[Dataset records]

::::

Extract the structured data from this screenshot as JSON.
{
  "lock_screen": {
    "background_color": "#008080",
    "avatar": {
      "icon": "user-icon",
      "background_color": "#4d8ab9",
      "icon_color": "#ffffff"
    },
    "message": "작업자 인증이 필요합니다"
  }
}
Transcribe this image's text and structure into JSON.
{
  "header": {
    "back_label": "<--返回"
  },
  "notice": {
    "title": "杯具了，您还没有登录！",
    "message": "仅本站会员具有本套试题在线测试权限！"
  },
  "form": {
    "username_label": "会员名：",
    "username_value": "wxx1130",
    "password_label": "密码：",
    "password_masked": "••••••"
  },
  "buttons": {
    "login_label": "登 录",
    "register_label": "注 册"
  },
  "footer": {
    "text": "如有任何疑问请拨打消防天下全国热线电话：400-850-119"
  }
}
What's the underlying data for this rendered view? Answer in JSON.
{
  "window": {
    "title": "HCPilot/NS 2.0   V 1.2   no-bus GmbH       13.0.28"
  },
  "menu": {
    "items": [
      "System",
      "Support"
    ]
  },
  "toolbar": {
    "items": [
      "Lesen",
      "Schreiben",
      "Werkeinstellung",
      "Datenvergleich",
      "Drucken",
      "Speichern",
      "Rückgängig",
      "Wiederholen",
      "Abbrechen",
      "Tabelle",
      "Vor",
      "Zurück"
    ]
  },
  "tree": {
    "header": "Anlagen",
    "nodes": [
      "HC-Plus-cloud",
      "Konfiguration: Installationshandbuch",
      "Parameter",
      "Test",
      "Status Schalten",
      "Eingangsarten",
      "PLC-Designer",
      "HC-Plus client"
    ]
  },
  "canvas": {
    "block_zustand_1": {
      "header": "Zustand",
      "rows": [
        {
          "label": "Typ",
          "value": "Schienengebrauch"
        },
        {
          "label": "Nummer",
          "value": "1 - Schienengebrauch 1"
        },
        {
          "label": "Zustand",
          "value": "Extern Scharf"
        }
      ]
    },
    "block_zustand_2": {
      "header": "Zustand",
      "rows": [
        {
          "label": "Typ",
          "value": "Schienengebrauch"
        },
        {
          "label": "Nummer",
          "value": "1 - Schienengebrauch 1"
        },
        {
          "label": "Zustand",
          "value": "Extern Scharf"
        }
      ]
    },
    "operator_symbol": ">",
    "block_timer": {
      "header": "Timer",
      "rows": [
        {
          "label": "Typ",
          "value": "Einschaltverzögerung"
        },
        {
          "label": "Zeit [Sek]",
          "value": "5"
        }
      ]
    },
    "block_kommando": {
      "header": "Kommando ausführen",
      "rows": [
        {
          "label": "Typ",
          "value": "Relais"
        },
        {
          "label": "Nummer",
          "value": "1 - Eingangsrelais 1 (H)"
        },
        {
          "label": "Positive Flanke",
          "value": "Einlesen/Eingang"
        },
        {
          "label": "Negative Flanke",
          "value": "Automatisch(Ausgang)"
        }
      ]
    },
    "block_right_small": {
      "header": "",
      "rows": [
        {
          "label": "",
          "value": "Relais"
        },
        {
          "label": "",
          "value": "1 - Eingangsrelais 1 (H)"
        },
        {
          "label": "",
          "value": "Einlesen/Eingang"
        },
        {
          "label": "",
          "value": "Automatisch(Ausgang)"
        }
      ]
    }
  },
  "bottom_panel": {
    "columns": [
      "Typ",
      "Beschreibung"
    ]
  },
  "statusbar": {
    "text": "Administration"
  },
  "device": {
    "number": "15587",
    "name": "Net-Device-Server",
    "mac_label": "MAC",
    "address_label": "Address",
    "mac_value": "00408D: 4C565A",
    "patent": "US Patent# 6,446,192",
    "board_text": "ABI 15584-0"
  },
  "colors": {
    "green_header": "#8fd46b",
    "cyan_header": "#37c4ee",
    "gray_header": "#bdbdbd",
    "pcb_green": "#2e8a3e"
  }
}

::::

- Request:
Wherever the string "title" appears in the entries above, list that line.

- Correct output:
    "title": "杯具了，您还没有登录！",
    "title": "HCPilot/NS 2.0   V 1.2   no-bus GmbH       13.0.28"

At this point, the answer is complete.